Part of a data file
- - - - - - -

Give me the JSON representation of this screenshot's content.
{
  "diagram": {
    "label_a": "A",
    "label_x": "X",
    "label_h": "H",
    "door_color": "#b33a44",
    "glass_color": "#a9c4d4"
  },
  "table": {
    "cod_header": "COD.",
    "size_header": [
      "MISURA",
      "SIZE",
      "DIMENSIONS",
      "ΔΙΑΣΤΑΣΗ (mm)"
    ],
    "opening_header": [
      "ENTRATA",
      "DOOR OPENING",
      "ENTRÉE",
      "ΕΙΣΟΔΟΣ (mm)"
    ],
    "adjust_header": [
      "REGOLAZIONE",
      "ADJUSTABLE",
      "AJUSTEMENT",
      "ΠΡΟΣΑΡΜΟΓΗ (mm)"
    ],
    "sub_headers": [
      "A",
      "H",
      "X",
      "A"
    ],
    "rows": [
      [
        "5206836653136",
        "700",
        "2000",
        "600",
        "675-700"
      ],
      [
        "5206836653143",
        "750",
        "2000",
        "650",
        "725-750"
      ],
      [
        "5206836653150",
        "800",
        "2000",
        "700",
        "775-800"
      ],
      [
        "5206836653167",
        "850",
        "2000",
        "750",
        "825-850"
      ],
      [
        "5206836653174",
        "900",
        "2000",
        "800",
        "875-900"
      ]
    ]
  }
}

- - - - - - -

Directive
Write out all the lines again, exactly as they are.

Response to this exercise
Give me the JSON representation of this screenshot's content.
{
  "diagram": {
    "label_a": "A",
    "label_x": "X",
    "label_h": "H",
    "door_color": "#b33a44",
    "glass_color": "#a9c4d4"
  },
  "table": {
    "cod_header": "COD.",
    "size_header": [
      "MISURA",
      "SIZE",
      "DIMENSIONS",
      "ΔΙΑΣΤΑΣΗ (mm)"
    ],
    "opening_header": [
      "ENTRATA",
      "DOOR OPENING",
      "ENTRÉE",
      "ΕΙΣΟΔΟΣ (mm)"
    ],
    "adjust_header": [
      "REGOLAZIONE",
      "ADJUSTABLE",
      "AJUSTEMENT",
      "ΠΡΟΣΑΡΜΟΓΗ (mm)"
    ],
    "sub_headers": [
      "A",
      "H",
      "X",
      "A"
    ],
    "rows": [
      [
        "5206836653136",
        "700",
        "2000",
        "600",
        "675-700"
      ],
      [
        "5206836653143",
        "750",
        "2000",
        "650",
        "725-750"
      ],
      [
        "5206836653150",
        "800",
        "2000",
        "700",
        "775-800"
      ],
      [
        "5206836653167",
        "850",
        "2000",
        "750",
        "825-850"
      ],
      [
        "5206836653174",
        "900",
        "2000",
        "800",
        "875-900"
      ]
    ]
  }
}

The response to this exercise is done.